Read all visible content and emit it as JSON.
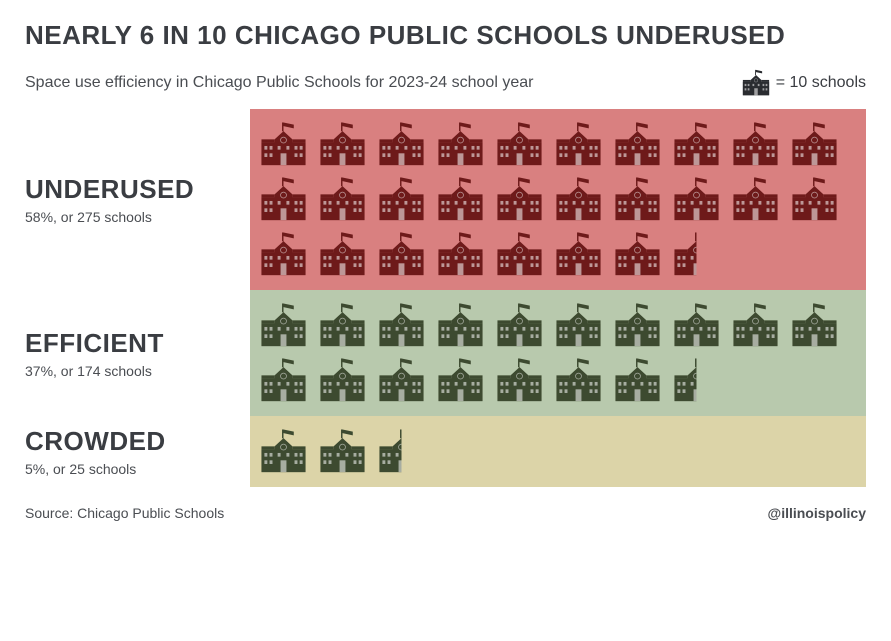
{
  "title": "NEARLY 6 IN 10 CHICAGO PUBLIC SCHOOLS UNDERUSED",
  "subtitle": "Space use efficiency in Chicago Public Schools for 2023-24 school year",
  "legend_text": "= 10 schools",
  "legend_icon_color": "#2a2c30",
  "icons_per_row": 10,
  "categories": [
    {
      "name": "UNDERUSED",
      "detail": "58%, or 275 schools",
      "count": 27.5,
      "block_color": "#d98080",
      "icon_color": "#6e1a1a"
    },
    {
      "name": "EFFICIENT",
      "detail": "37%, or 174 schools",
      "count": 17.5,
      "block_color": "#b8c9ad",
      "icon_color": "#3d4a30"
    },
    {
      "name": "CROWDED",
      "detail": "5%, or 25 schools",
      "count": 2.5,
      "block_color": "#dcd4a8",
      "icon_color": "#3d4a30"
    }
  ],
  "source": "Source: Chicago Public Schools",
  "credit": "@illinoispolicy",
  "colors": {
    "text_dark": "#3a3d42",
    "text_mid": "#4a4d52",
    "background": "#ffffff"
  },
  "title_fontsize": 26,
  "subtitle_fontsize": 16,
  "cat_name_fontsize": 26,
  "cat_detail_fontsize": 14,
  "footer_fontsize": 14
}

________________________________________

- _Problem description_
Reproduce the data word for word, excluding its pictures.

- _Right answer_
Read all visible content and emit it as JSON.
{
  "title": "NEARLY 6 IN 10 CHICAGO PUBLIC SCHOOLS UNDERUSED",
  "subtitle": "Space use efficiency in Chicago Public Schools for 2023-24 school year",
  "legend_text": "= 10 schools",
  "legend_icon_color": "#2a2c30",
  "icons_per_row": 10,
  "categories": [
    {
      "name": "UNDERUSED",
      "detail": "58%, or 275 schools",
      "count": 27.5,
      "block_color": "#d98080",
      "icon_color": "#6e1a1a"
    },
    {
      "name": "EFFICIENT",
      "detail": "37%, or 174 schools",
      "count": 17.5,
      "block_color": "#b8c9ad",
      "icon_color": "#3d4a30"
    },
    {
      "name": "CROWDED",
      "detail": "5%, or 25 schools",
      "count": 2.5,
      "block_color": "#dcd4a8",
      "icon_color": "#3d4a30"
    }
  ],
  "source": "Source: Chicago Public Schools",
  "credit": "@illinoispolicy",
  "colors": {
    "text_dark": "#3a3d42",
    "text_mid": "#4a4d52",
    "background": "#ffffff"
  },
  "title_fontsize": 26,
  "subtitle_fontsize": 16,
  "cat_name_fontsize": 26,
  "cat_detail_fontsize": 14,
  "footer_fontsize": 14
}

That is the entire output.